- DO THIS -
Reproduce each line bearing the word "Procesos".

[Data extracted from a collection]
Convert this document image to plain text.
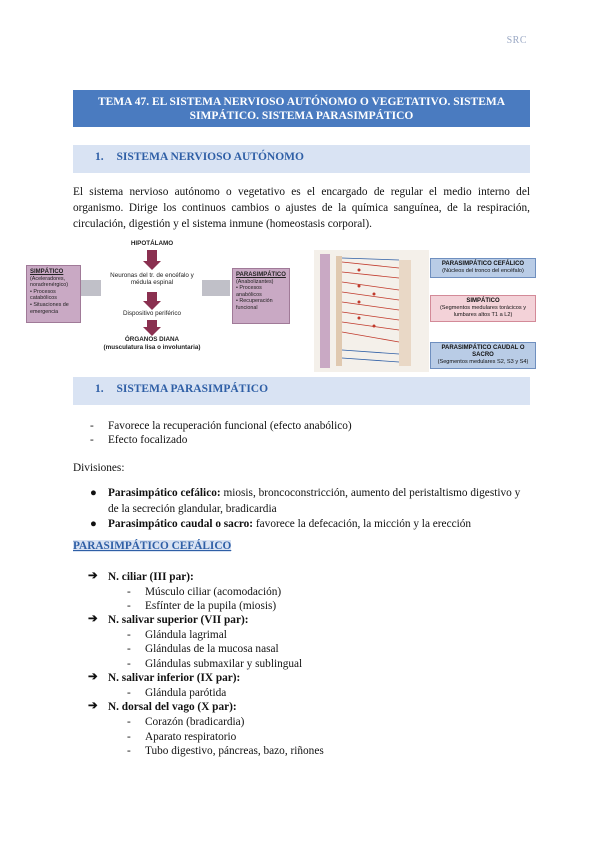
SRC
TEMA 47. EL SISTEMA NERVIOSO AUTÓNOMO O VEGETATIVO. SISTEMA SIMPÁTICO. SISTEMA PARASIMPÁTICO
1. SISTEMA NERVIOSO AUTÓNOMO
El sistema nervioso autónomo o vegetativo es el encargado de regular el medio interno del organismo. Dirige los continuos cambios o ajustes de la química sanguínea, de la respiración, circulación, digestión y el sistema inmune (homeostasis corporal).
HIPOTÁLAMO
Neuronas del tr. de encéfalo y médula espinal
Dispositivo periférico
ÓRGANOS DIANA
(musculatura lisa o involuntaria)
SIMPÁTICO
(Aceleradores, noradrenérgico)
• Procesos catabólicos
• Situaciones de emergencia
PARASIMPÁTICO
(Anabolizantes)
• Procesos anabólicos
• Recuperación funcional
PARASIMPÁTICO CEFÁLICO
(Núcleos del tronco del encéfalo)
SIMPÁTICO
(Segmentos medulares torácicos y lumbares altos T1 a L2)
PARASIMPÁTICO CAUDAL O SACRO
(Segmentos medulares S2, S3 y S4)
1. SISTEMA PARASIMPÁTICO
- Favorece la recuperación funcional (efecto anabólico)
- Efecto focalizado
Divisiones:
● Parasimpático cefálico: miosis, broncoconstricción, aumento del peristaltismo digestivo y de la secreción glandular, bradicardia
● Parasimpático caudal o sacro: favorece la defecación, la micción y la erección
PARASIMPÁTICO CEFÁLICO
➔ N. ciliar (III par):
- Músculo ciliar (acomodación)
- Esfínter de la pupila (miosis)
➔ N. salivar superior (VII par):
- Glándula lagrimal
- Glándulas de la mucosa nasal
- Glándulas submaxilar y sublingual
➔ N. salivar inferior (IX par):
- Glándula parótida
➔ N. dorsal del vago (X par):
- Corazón (bradicardia)
- Aparato respiratorio
- Tubo digestivo, páncreas, bazo, riñones
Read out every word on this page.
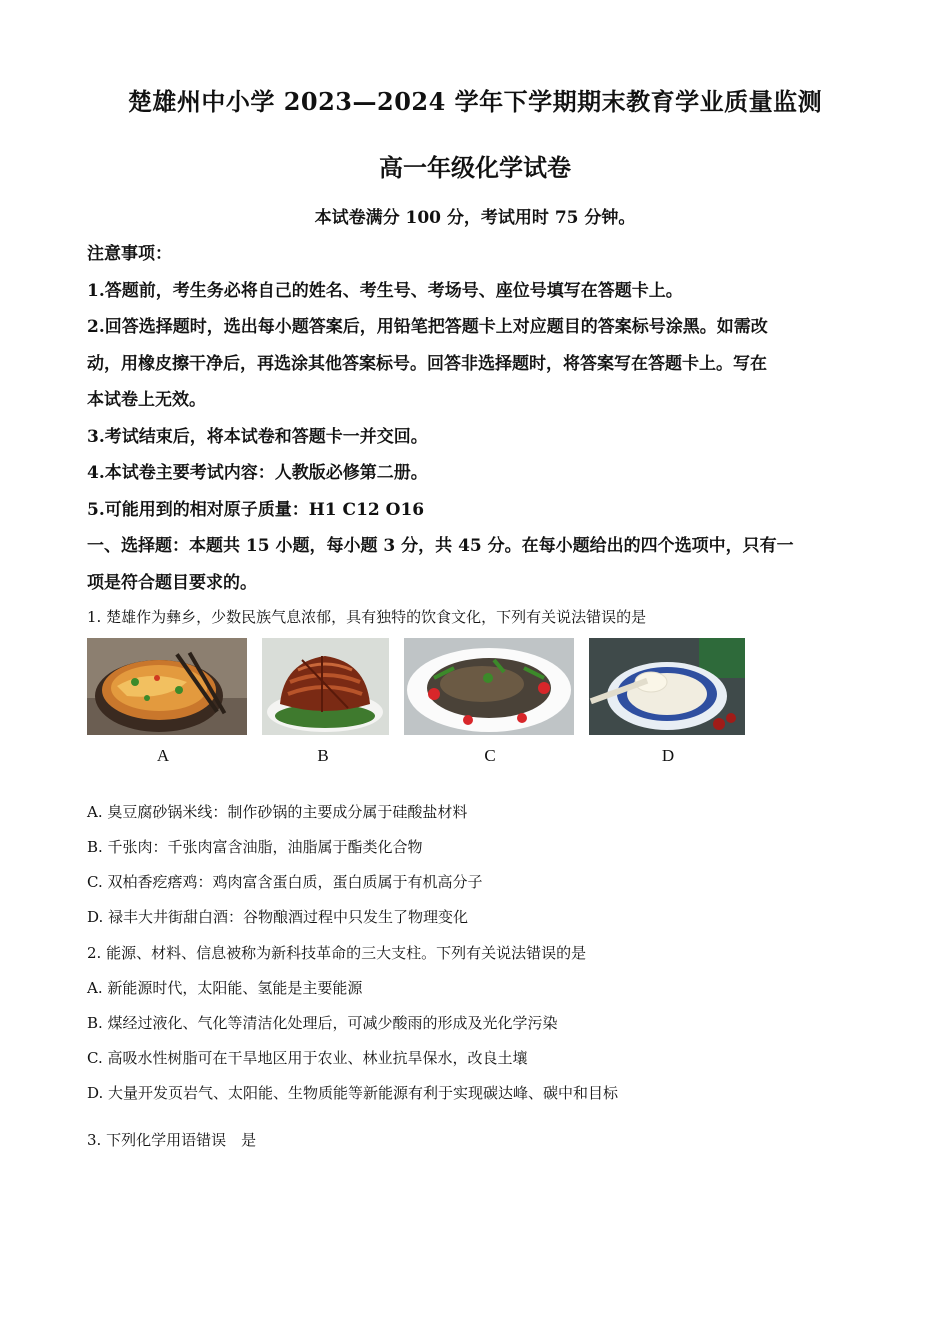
楚雄州中小学 2023—2024 学年下学期期末教育学业质量监测
高一年级化学试卷
本试卷满分 100 分，考试用时 75 分钟。

注意事项：

1.答题前，考生务必将自己的姓名、考生号、考场号、座位号填写在答题卡上。

2.回答选择题时，选出每小题答案后，用铅笔把答题卡上对应题目的答案标号涂黑。如需改

动，用橡皮擦干净后，再选涂其他答案标号。回答非选择题时，将答案写在答题卡上。写在

本试卷上无效。

3.考试结束后，将本试卷和答题卡一并交回。

4.本试卷主要考试内容：人教版必修第二册。

5.可能用到的相对原子质量：H1 C12 O16

一、选择题：本题共 15 小题，每小题 3 分，共 45 分。在每小题给出的四个选项中，只有一

项是符合题目要求的。

1. 楚雄作为彝乡，少数民族气息浓郁，具有独特的饮食文化，下列有关说法错误的是
A	B	C	D
A. 臭豆腐砂锅米线：制作砂锅的主要成分属于硅酸盐材料
B. 千张肉：千张肉富含油脂，油脂属于酯类化合物
C. 双柏香疙瘩鸡：鸡肉富含蛋白质，蛋白质属于有机高分子
D. 禄丰大井街甜白酒：谷物酿酒过程中只发生了物理变化
2. 能源、材料、信息被称为新科技革命的三大支柱。下列有关说法错误的是
A. 新能源时代，太阳能、氢能是主要能源
B. 煤经过液化、气化等清洁化处理后，可减少酸雨的形成及光化学污染
C. 高吸水性树脂可在干旱地区用于农业、林业抗旱保水，改良土壤
D. 大量开发页岩气、太阳能、生物质能等新能源有利于实现碳达峰、碳中和目标
3. 下列化学用语错误　是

- FINAL ANSWER -
• Procesos catabólicos
• Procesos anabólicos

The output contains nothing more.